### TASK DIRECTIONS
Rewrite the lines from the one containing "mobile-data-icon (302, 570, 324, 599)" up to and including the one containing "volume-rocker-button[interactable] (465, 654, 470, 726)", changing "quick-tile-icon-container" to "tile-icon-wrapper" and leaving everything else as it is. Give only those lines.

### ENTRIES SHOWN
# # # #
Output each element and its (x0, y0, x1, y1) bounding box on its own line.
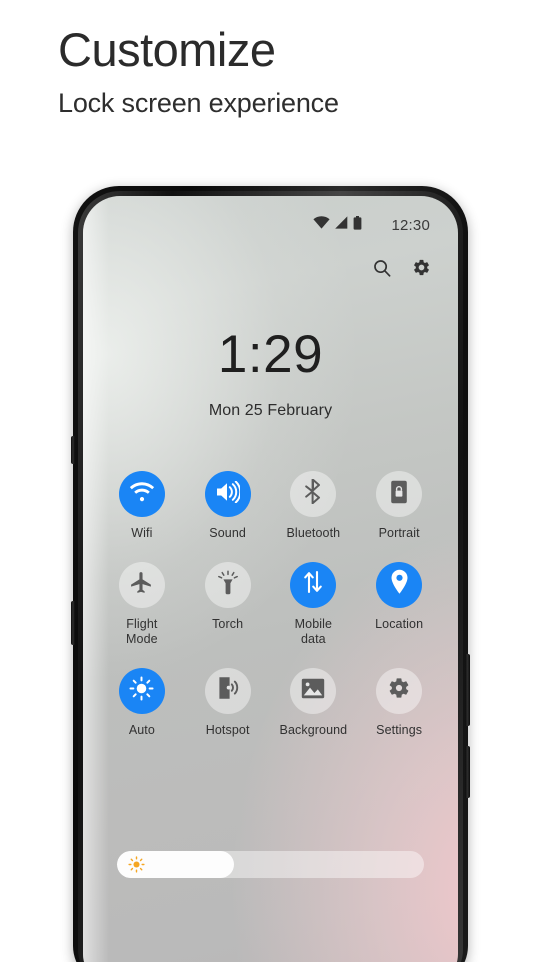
mobile-data-icon (302, 570, 324, 599)
quick-tile-settings[interactable]: Settings (356, 667, 442, 739)
quick-tile-icon-container (376, 667, 423, 714)
clock-time: 1:29 (217, 325, 324, 384)
quick-tile-label: Flight Mode (126, 616, 158, 647)
quick-tile-icon-container (376, 471, 423, 517)
quick-tile-icon-container (290, 471, 337, 517)
volume-rocker-button[interactable] (465, 654, 470, 726)
quick-tile-sound[interactable]: Sound (185, 471, 271, 542)
quick-settings-row: Flight Mode Torch Mobile data Location (99, 561, 442, 648)
quick-tile-icon-container (204, 471, 251, 517)
quick-tile-label: Wifi (131, 526, 153, 540)
quick-tile-label: Location (375, 616, 424, 631)
battery-icon (353, 215, 362, 235)
hotspot-icon (217, 676, 239, 705)
quick-tile-portrait[interactable]: Portrait (356, 471, 442, 542)
quick-tile-label: Torch (212, 616, 244, 631)
quick-settings-grid: Wifi Sound Bluetooth Portrait Flight Mod… (99, 471, 442, 759)
brightness-slider[interactable] (117, 851, 424, 878)
clock-date: Mon 25 February (208, 402, 333, 419)
status-bar-time: 12:30 (391, 216, 430, 234)
search-icon[interactable] (373, 259, 391, 277)
left-side-button-top[interactable] (71, 436, 75, 464)
quick-tile-label: Auto (128, 722, 155, 737)
quick-tile-mobile-data[interactable]: Mobile data (271, 561, 357, 648)
airplane-icon (129, 570, 154, 600)
signal-icon (335, 216, 348, 234)
top-action-bar (373, 258, 431, 277)
status-bar-icons (313, 215, 362, 235)
quick-tile-wifi[interactable]: Wifi (99, 471, 185, 542)
page-title: Customize (58, 23, 276, 76)
quick-tile-hotspot[interactable]: Hotspot (185, 667, 271, 739)
lock-screen-clock: 1:29 Mon 25 February (83, 328, 458, 420)
gear-icon[interactable] (412, 258, 431, 277)
bluetooth-icon (303, 478, 323, 509)
flashlight-icon (217, 570, 239, 600)
quick-tile-label: Hotspot (205, 722, 250, 737)
phone-mockup: 12:30 1:29 Mon 25 February Wifi Sound Bl… (71, 186, 470, 962)
location-pin-icon (389, 569, 410, 600)
quick-settings-row: Auto Hotspot Background Settings (99, 667, 442, 739)
power-button[interactable] (465, 746, 470, 798)
quick-tile-label: Bluetooth (286, 526, 341, 540)
phone-screen: 12:30 1:29 Mon 25 February Wifi Sound Bl… (83, 196, 458, 962)
quick-tile-icon-container (290, 561, 337, 608)
left-side-button-bottom[interactable] (71, 601, 75, 645)
quick-tile-label: Mobile data (294, 616, 333, 647)
volume-icon (215, 480, 242, 508)
quick-tile-flight-mode[interactable]: Flight Mode (99, 561, 185, 648)
brightness-sun-icon (128, 856, 145, 873)
wifi-icon (129, 481, 155, 507)
quick-tile-icon-container (290, 667, 337, 714)
quick-tile-label: Settings (376, 722, 423, 737)
quick-tile-label: Sound (209, 526, 246, 540)
quick-tile-background[interactable]: Background (271, 667, 357, 739)
quick-tile-icon-container (204, 561, 251, 608)
rotation-lock-icon (390, 480, 408, 509)
page-header: Customize Lock screen experience (58, 24, 498, 119)
quick-tile-bluetooth[interactable]: Bluetooth (271, 471, 357, 542)
quick-tile-torch[interactable]: Torch (185, 561, 271, 648)
quick-tile-icon-container (118, 561, 165, 608)
page-subtitle: Lock screen experience (58, 87, 339, 118)
brightness-sun-icon (129, 676, 154, 706)
wifi-icon (313, 216, 331, 234)
quick-tile-label: Portrait (378, 526, 420, 540)
settings-gear-icon (387, 676, 411, 705)
quick-tile-location[interactable]: Location (356, 561, 442, 648)
quick-tile-icon-container (118, 667, 165, 714)
quick-tile-auto-brightness[interactable]: Auto (99, 667, 185, 739)
quick-tile-label: Background (279, 722, 348, 737)
quick-tile-icon-container (204, 667, 251, 714)
image-icon (301, 678, 325, 704)
quick-tile-icon-container (118, 471, 165, 517)
quick-settings-row: Wifi Sound Bluetooth Portrait (99, 471, 442, 542)
quick-tile-icon-container (376, 561, 423, 608)
status-bar: 12:30 (83, 214, 458, 236)
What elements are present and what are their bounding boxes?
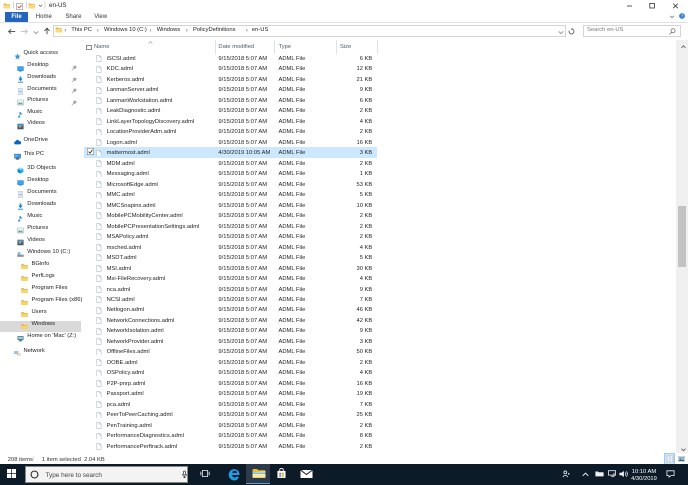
svg-text:10:10 AM: 10:10 AM — [632, 469, 657, 475]
svg-text:4/30/2019: 4/30/2019 — [631, 476, 657, 481]
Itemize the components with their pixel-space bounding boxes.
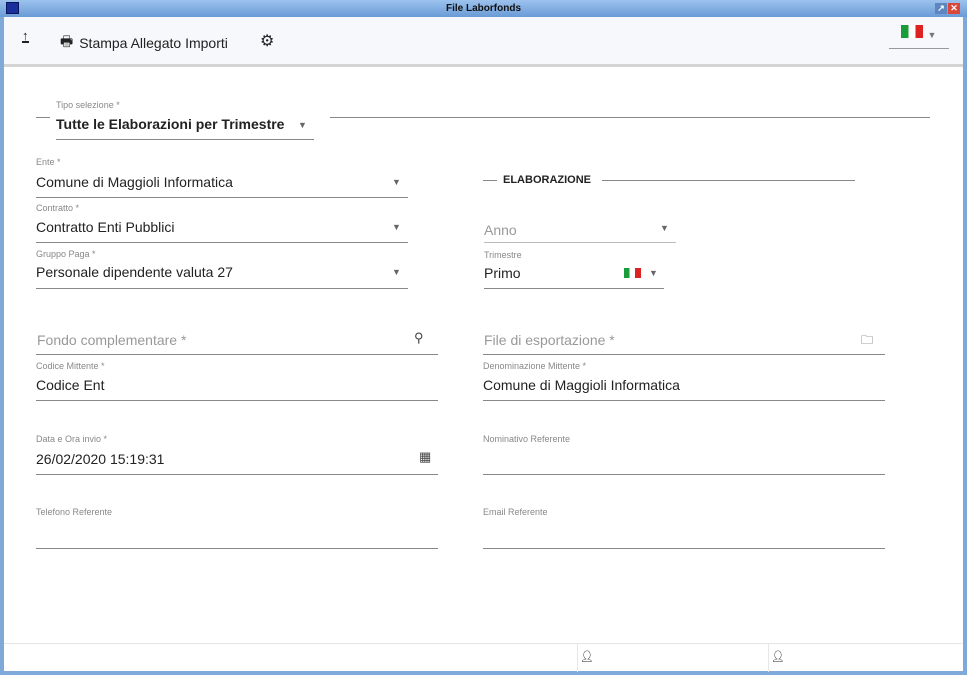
- field-value: Comune di Maggioli Informatica: [36, 174, 233, 190]
- field-label: Nominativo Referente: [483, 434, 571, 444]
- calendar-icon[interactable]: ▦: [419, 449, 431, 465]
- field-label: Data e Ora invio *: [36, 434, 108, 444]
- chevron-down-icon: ▼: [649, 268, 658, 278]
- close-button[interactable]: ✕: [948, 3, 960, 14]
- divider: [602, 180, 855, 181]
- search-icon[interactable]: ⚲: [414, 330, 424, 346]
- toolbar: ↑ 🖶 Stampa Allegato Importi ⚙ ▼: [4, 17, 963, 67]
- divider: [330, 117, 930, 118]
- field-value: 26/02/2020 15:19:31: [36, 451, 165, 467]
- field-value: Tutte le Elaborazioni per Trimestre: [56, 116, 285, 132]
- chevron-down-icon: ▼: [392, 177, 401, 187]
- print-label: Stampa Allegato Importi: [79, 35, 228, 51]
- folder-icon[interactable]: 🗀: [861, 331, 873, 352]
- printer-icon: 🖶: [60, 33, 74, 49]
- divider: [36, 117, 50, 118]
- upload-icon: ↑: [22, 28, 29, 43]
- section-title: ELABORAZIONE: [503, 174, 591, 186]
- field-value: Personale dipendente valuta 27: [36, 264, 233, 280]
- language-select[interactable]: ▼: [889, 25, 949, 49]
- field-label: Email Referente: [483, 507, 548, 517]
- title-bar: File Laborfonds ↗ ✕: [0, 0, 967, 17]
- chevron-down-icon: ▼: [660, 223, 669, 233]
- field-label: Codice Mittente *: [36, 361, 105, 371]
- status-bar: 👤︎ 👤︎: [4, 643, 963, 672]
- field-label: Denominazione Mittente *: [483, 361, 587, 371]
- field-value: Comune di Maggioli Informatica: [483, 377, 680, 393]
- restore-button[interactable]: ↗: [935, 3, 947, 14]
- user-icon: 👤︎: [580, 651, 594, 663]
- field-value: Contratto Enti Pubblici: [36, 219, 175, 235]
- user-icon: 👤︎: [771, 651, 785, 663]
- field-value: Codice Ent: [36, 377, 105, 393]
- field-label: Contratto *: [36, 203, 80, 213]
- italy-flag-icon: [901, 25, 923, 38]
- upload-button[interactable]: ↑: [22, 28, 29, 43]
- field-label: Telefono Referente: [36, 507, 113, 517]
- window-title: File Laborfonds: [446, 3, 521, 14]
- app-icon: [6, 2, 19, 14]
- chevron-down-icon: ▼: [392, 222, 401, 232]
- field-label: Trimestre: [484, 250, 522, 260]
- field-label: Gruppo Paga *: [36, 249, 96, 259]
- field-placeholder: Anno: [484, 222, 517, 238]
- divider: [483, 180, 497, 181]
- print-button[interactable]: 🖶 Stampa Allegato Importi: [60, 31, 228, 55]
- field-value: Primo: [484, 265, 521, 281]
- chevron-down-icon: ▼: [927, 30, 937, 40]
- divider: [768, 644, 769, 672]
- field-label: Ente *: [36, 157, 61, 167]
- gear-icon: ⚙: [260, 33, 275, 50]
- italy-flag-icon: [624, 268, 641, 278]
- field-placeholder: Fondo complementare *: [37, 332, 187, 348]
- chevron-down-icon: ▼: [298, 120, 307, 130]
- field-label: Tipo selezione *: [56, 100, 120, 110]
- chevron-down-icon: ▼: [392, 267, 401, 277]
- field-placeholder: File di esportazione *: [484, 332, 615, 348]
- settings-button[interactable]: ⚙: [260, 31, 274, 51]
- divider: [577, 644, 578, 672]
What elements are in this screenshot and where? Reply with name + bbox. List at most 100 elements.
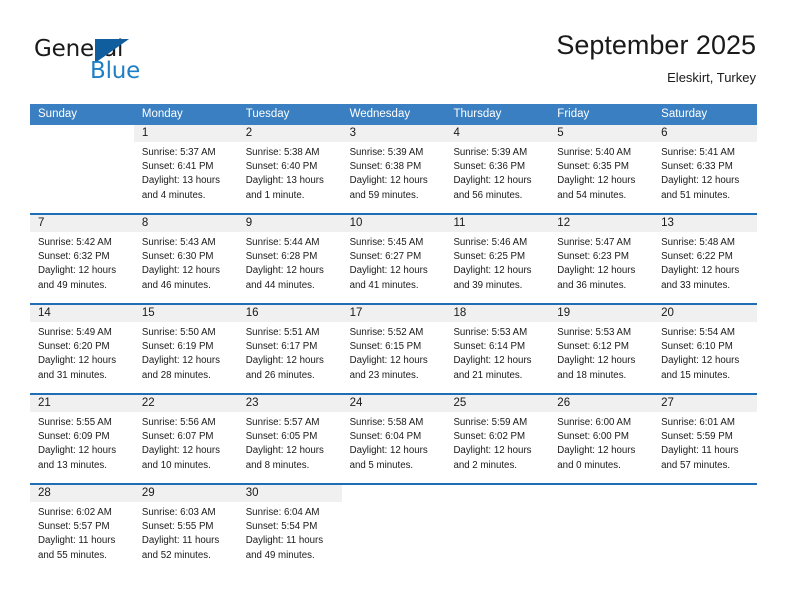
day-number-band: 7 xyxy=(30,215,134,232)
day-cell-18[interactable]: 18 Sunrise: 5:53 AM Sunset: 6:14 PM Dayligh… xyxy=(445,305,550,393)
day-number-band: 15 xyxy=(133,305,238,322)
day-detail-line: and 36 minutes. xyxy=(557,279,627,291)
day-detail: Sunrise: 6:01 AM Sunset: 5:59 PM Daylight:… xyxy=(653,412,757,473)
day-cell-29[interactable]: 29 Sunrise: 6:03 AM Sunset: 5:55 PM Dayligh… xyxy=(133,485,238,573)
day-detail-line: Sunset: 6:41 PM xyxy=(141,161,214,173)
day-detail-line: Sunrise: 6:00 AM xyxy=(557,417,632,428)
day-number: 9 xyxy=(245,217,253,229)
day-detail: Sunrise: 5:51 AM Sunset: 6:17 PM Daylight:… xyxy=(238,322,342,383)
day-detail-line: Sunset: 6:09 PM xyxy=(38,431,110,443)
day-detail-line: Sunrise: 5:49 AM xyxy=(38,327,112,338)
day-cell-8[interactable]: 8 Sunrise: 5:43 AM Sunset: 6:30 PM Daylight… xyxy=(133,215,238,303)
day-cell-6[interactable]: 6 Sunrise: 5:41 AM Sunset: 6:33 PM Daylight… xyxy=(653,125,758,213)
day-number: 5 xyxy=(557,127,564,139)
day-detail-line: Sunrise: 5:59 AM xyxy=(453,417,528,428)
day-detail-line: Daylight: 13 hours xyxy=(141,175,220,187)
day-detail-line: and 2 minutes. xyxy=(453,459,517,471)
day-detail-line: Daylight: 12 hours xyxy=(661,355,740,367)
day-cell-20[interactable]: 20 Sunrise: 5:54 AM Sunset: 6:10 PM Dayligh… xyxy=(653,305,758,393)
day-detail-line: and 8 minutes. xyxy=(245,459,310,471)
day-cell-13[interactable]: 13 Sunrise: 5:48 AM Sunset: 6:22 PM Dayligh… xyxy=(653,215,758,303)
day-number: 7 xyxy=(38,217,45,229)
day-cell-25[interactable]: 25 Sunrise: 5:59 AM Sunset: 6:02 PM Dayligh… xyxy=(445,395,550,483)
day-detail-line: and 4 minutes. xyxy=(141,189,206,201)
day-cell-empty xyxy=(653,485,758,573)
day-number-band: 6 xyxy=(653,125,758,142)
calendar-week-cells: 28 Sunrise: 6:02 AM Sunset: 5:57 PM Dayligh… xyxy=(30,485,758,573)
day-detail-line: Sunrise: 5:37 AM xyxy=(141,147,216,158)
day-detail-line: Daylight: 12 hours xyxy=(557,265,636,277)
general-blue-logo[interactable]: General Blue xyxy=(34,36,204,90)
day-detail-line: Sunset: 6:15 PM xyxy=(349,341,422,353)
day-detail-line: and 15 minutes. xyxy=(661,369,731,381)
day-cell-7[interactable]: 7 Sunrise: 5:42 AM Sunset: 6:32 PM Daylight… xyxy=(30,215,134,303)
day-number-band xyxy=(445,485,550,502)
day-cell-12[interactable]: 12 Sunrise: 5:47 AM Sunset: 6:23 PM Dayligh… xyxy=(549,215,654,303)
day-detail-line: and 39 minutes. xyxy=(453,279,523,291)
day-cell-21[interactable]: 21 Sunrise: 5:55 AM Sunset: 6:09 PM Dayligh… xyxy=(30,395,134,483)
day-number: 10 xyxy=(349,217,363,229)
day-number-band: 16 xyxy=(237,305,342,322)
day-detail-line: Sunset: 6:17 PM xyxy=(245,341,318,353)
day-number-band: 4 xyxy=(445,125,550,142)
day-cell-4[interactable]: 4 Sunrise: 5:39 AM Sunset: 6:36 PM Daylight… xyxy=(445,125,550,213)
calendar-week-row: 21 Sunrise: 5:55 AM Sunset: 6:09 PM Dayligh… xyxy=(30,393,758,483)
day-detail-line: Sunset: 6:36 PM xyxy=(453,161,526,173)
calendar-week-row: 7 Sunrise: 5:42 AM Sunset: 6:32 PM Daylight… xyxy=(30,213,758,303)
day-detail-line: Daylight: 12 hours xyxy=(141,445,220,457)
day-cell-15[interactable]: 15 Sunrise: 5:50 AM Sunset: 6:19 PM Dayligh… xyxy=(133,305,238,393)
day-number: 24 xyxy=(349,397,363,409)
day-detail-line: Sunset: 6:10 PM xyxy=(661,341,733,353)
day-cell-24[interactable]: 24 Sunrise: 5:58 AM Sunset: 6:04 PM Dayligh… xyxy=(341,395,446,483)
day-detail: Sunrise: 5:54 AM Sunset: 6:10 PM Daylight:… xyxy=(653,322,757,383)
day-detail-line: Sunrise: 5:38 AM xyxy=(245,147,320,158)
day-number: 26 xyxy=(557,397,571,409)
day-cell-19[interactable]: 19 Sunrise: 5:53 AM Sunset: 6:12 PM Dayligh… xyxy=(549,305,654,393)
day-cell-16[interactable]: 16 Sunrise: 5:51 AM Sunset: 6:17 PM Dayligh… xyxy=(237,305,342,393)
day-cell-10[interactable]: 10 Sunrise: 5:45 AM Sunset: 6:27 PM Dayligh… xyxy=(341,215,446,303)
day-cell-22[interactable]: 22 Sunrise: 5:56 AM Sunset: 6:07 PM Dayligh… xyxy=(133,395,238,483)
day-number-band: 23 xyxy=(237,395,342,412)
day-cell-11[interactable]: 11 Sunrise: 5:46 AM Sunset: 6:25 PM Dayligh… xyxy=(445,215,550,303)
day-number-band: 12 xyxy=(549,215,654,232)
day-detail-line: Sunset: 6:14 PM xyxy=(453,341,526,353)
calendar-week-cells: 7 Sunrise: 5:42 AM Sunset: 6:32 PM Daylight… xyxy=(30,215,758,303)
day-number-band: 26 xyxy=(549,395,654,412)
day-detail-line: and 46 minutes. xyxy=(141,279,211,291)
day-cell-14[interactable]: 14 Sunrise: 5:49 AM Sunset: 6:20 PM Dayligh… xyxy=(30,305,134,393)
day-number-band: 2 xyxy=(237,125,342,142)
day-detail-line: Sunrise: 6:01 AM xyxy=(661,417,735,428)
weekday-header-tuesday: Tuesday xyxy=(245,108,290,120)
day-detail-line: Sunset: 6:05 PM xyxy=(245,431,318,443)
day-cell-30[interactable]: 30 Sunrise: 6:04 AM Sunset: 5:54 PM Dayligh… xyxy=(237,485,342,573)
day-detail-line: Sunset: 6:30 PM xyxy=(141,251,214,263)
day-detail-line: Sunrise: 6:04 AM xyxy=(245,507,320,518)
day-cell-17[interactable]: 17 Sunrise: 5:52 AM Sunset: 6:15 PM Dayligh… xyxy=(341,305,446,393)
day-cell-2[interactable]: 2 Sunrise: 5:38 AM Sunset: 6:40 PM Daylight… xyxy=(237,125,342,213)
day-cell-5[interactable]: 5 Sunrise: 5:40 AM Sunset: 6:35 PM Daylight… xyxy=(549,125,654,213)
day-detail-line: Sunrise: 5:40 AM xyxy=(557,147,632,158)
day-detail: Sunrise: 5:39 AM Sunset: 6:38 PM Daylight:… xyxy=(342,142,446,203)
day-cell-23[interactable]: 23 Sunrise: 5:57 AM Sunset: 6:05 PM Dayligh… xyxy=(237,395,342,483)
day-cell-26[interactable]: 26 Sunrise: 6:00 AM Sunset: 6:00 PM Dayligh… xyxy=(549,395,654,483)
day-cell-1[interactable]: 1 Sunrise: 5:37 AM Sunset: 6:41 PM Daylight… xyxy=(133,125,238,213)
day-detail-line: Daylight: 12 hours xyxy=(453,265,532,277)
day-detail-line: Sunrise: 5:44 AM xyxy=(245,237,320,248)
day-detail-line: Sunset: 6:19 PM xyxy=(141,341,214,353)
day-detail-line: and 49 minutes. xyxy=(245,549,315,561)
day-detail-line: Daylight: 12 hours xyxy=(661,175,740,187)
day-detail: Sunrise: 5:53 AM Sunset: 6:14 PM Daylight:… xyxy=(445,322,549,383)
day-detail-line: Sunset: 6:35 PM xyxy=(557,161,629,173)
day-detail-line: Daylight: 12 hours xyxy=(453,175,532,187)
day-detail-line: Daylight: 12 hours xyxy=(453,445,532,457)
day-cell-empty xyxy=(549,485,654,573)
calendar-week-cells: 1 Sunrise: 5:37 AM Sunset: 6:41 PM Daylight… xyxy=(30,125,758,213)
day-detail: Sunrise: 5:49 AM Sunset: 6:20 PM Daylight:… xyxy=(30,322,134,383)
day-cell-28[interactable]: 28 Sunrise: 6:02 AM Sunset: 5:57 PM Dayligh… xyxy=(30,485,134,573)
weekday-header-wednesday: Wednesday xyxy=(349,108,411,120)
day-cell-9[interactable]: 9 Sunrise: 5:44 AM Sunset: 6:28 PM Daylight… xyxy=(237,215,342,303)
day-detail-line: and 1 minute. xyxy=(245,189,305,201)
day-cell-3[interactable]: 3 Sunrise: 5:39 AM Sunset: 6:38 PM Daylight… xyxy=(341,125,446,213)
day-number-band: 22 xyxy=(133,395,238,412)
day-cell-27[interactable]: 27 Sunrise: 6:01 AM Sunset: 5:59 PM Dayligh… xyxy=(653,395,758,483)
# # # #
### RESULT
mobile-data-icon (302, 570, 324, 599)
quick-tile-settings[interactable]: Settings (356, 667, 442, 739)
tile-icon-wrapper (376, 667, 423, 714)
clock-time: 1:29 (217, 325, 324, 384)
quick-tile-label: Flight Mode (126, 616, 158, 647)
tile-icon-wrapper (376, 471, 423, 517)
tile-icon-wrapper (290, 471, 337, 517)
volume-rocker-button[interactable] (465, 654, 470, 726)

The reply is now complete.